*Task statement*
From the entries below, extract every line that includes the word "Photometric".

*Dataset rows*
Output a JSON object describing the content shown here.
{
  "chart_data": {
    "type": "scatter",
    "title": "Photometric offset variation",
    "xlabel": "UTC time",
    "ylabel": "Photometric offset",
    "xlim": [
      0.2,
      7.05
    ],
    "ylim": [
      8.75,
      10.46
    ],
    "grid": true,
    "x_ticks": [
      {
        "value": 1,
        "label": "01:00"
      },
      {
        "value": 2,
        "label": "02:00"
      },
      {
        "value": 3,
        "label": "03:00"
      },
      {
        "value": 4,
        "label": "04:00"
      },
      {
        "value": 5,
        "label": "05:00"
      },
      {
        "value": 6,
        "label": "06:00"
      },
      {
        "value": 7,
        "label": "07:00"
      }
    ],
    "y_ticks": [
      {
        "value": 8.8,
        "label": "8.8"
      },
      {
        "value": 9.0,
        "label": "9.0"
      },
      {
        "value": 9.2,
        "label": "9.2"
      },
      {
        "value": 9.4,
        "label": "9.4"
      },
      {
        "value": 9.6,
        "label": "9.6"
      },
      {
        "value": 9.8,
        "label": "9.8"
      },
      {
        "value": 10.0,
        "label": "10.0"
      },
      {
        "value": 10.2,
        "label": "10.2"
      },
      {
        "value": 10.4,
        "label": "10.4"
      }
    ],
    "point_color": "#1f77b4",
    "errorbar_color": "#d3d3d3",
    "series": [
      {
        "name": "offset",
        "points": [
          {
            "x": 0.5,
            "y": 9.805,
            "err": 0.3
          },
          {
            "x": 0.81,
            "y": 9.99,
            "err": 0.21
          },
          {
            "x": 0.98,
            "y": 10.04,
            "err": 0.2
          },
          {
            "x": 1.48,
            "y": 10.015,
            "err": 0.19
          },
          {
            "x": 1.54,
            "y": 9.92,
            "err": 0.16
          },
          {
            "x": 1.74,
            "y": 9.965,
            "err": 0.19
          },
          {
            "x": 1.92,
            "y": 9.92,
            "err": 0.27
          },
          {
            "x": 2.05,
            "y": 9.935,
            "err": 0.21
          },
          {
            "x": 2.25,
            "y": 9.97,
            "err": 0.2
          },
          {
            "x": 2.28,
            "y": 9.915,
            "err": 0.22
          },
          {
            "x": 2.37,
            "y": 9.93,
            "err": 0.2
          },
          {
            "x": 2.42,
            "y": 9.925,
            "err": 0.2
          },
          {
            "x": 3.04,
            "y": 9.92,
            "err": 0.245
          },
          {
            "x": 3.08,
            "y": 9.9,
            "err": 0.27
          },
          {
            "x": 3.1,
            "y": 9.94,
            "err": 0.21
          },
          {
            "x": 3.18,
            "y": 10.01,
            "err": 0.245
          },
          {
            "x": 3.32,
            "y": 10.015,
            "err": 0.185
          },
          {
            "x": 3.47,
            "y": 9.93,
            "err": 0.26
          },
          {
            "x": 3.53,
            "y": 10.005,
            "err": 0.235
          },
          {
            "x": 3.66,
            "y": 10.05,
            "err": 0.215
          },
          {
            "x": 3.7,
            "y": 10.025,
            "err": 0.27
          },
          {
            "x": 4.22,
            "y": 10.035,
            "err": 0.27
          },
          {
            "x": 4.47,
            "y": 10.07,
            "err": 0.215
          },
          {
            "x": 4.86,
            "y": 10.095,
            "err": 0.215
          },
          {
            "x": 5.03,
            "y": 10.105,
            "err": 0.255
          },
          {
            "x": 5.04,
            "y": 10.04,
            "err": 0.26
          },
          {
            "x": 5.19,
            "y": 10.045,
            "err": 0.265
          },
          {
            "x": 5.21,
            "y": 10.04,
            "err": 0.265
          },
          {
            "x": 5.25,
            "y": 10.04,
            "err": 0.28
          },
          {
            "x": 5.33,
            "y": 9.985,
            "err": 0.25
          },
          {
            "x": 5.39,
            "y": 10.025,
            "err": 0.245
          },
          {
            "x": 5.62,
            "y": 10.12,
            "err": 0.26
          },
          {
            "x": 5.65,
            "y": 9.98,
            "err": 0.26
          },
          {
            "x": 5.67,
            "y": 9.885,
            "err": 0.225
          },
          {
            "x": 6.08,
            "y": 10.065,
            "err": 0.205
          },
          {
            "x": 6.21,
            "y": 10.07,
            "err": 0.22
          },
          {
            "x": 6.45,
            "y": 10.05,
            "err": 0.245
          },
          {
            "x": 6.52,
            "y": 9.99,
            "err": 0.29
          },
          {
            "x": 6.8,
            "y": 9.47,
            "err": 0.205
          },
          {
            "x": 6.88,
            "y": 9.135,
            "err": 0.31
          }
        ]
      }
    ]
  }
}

*Exercise answer*
    "title": "Photometric offset variation",
    "ylabel": "Photometric offset",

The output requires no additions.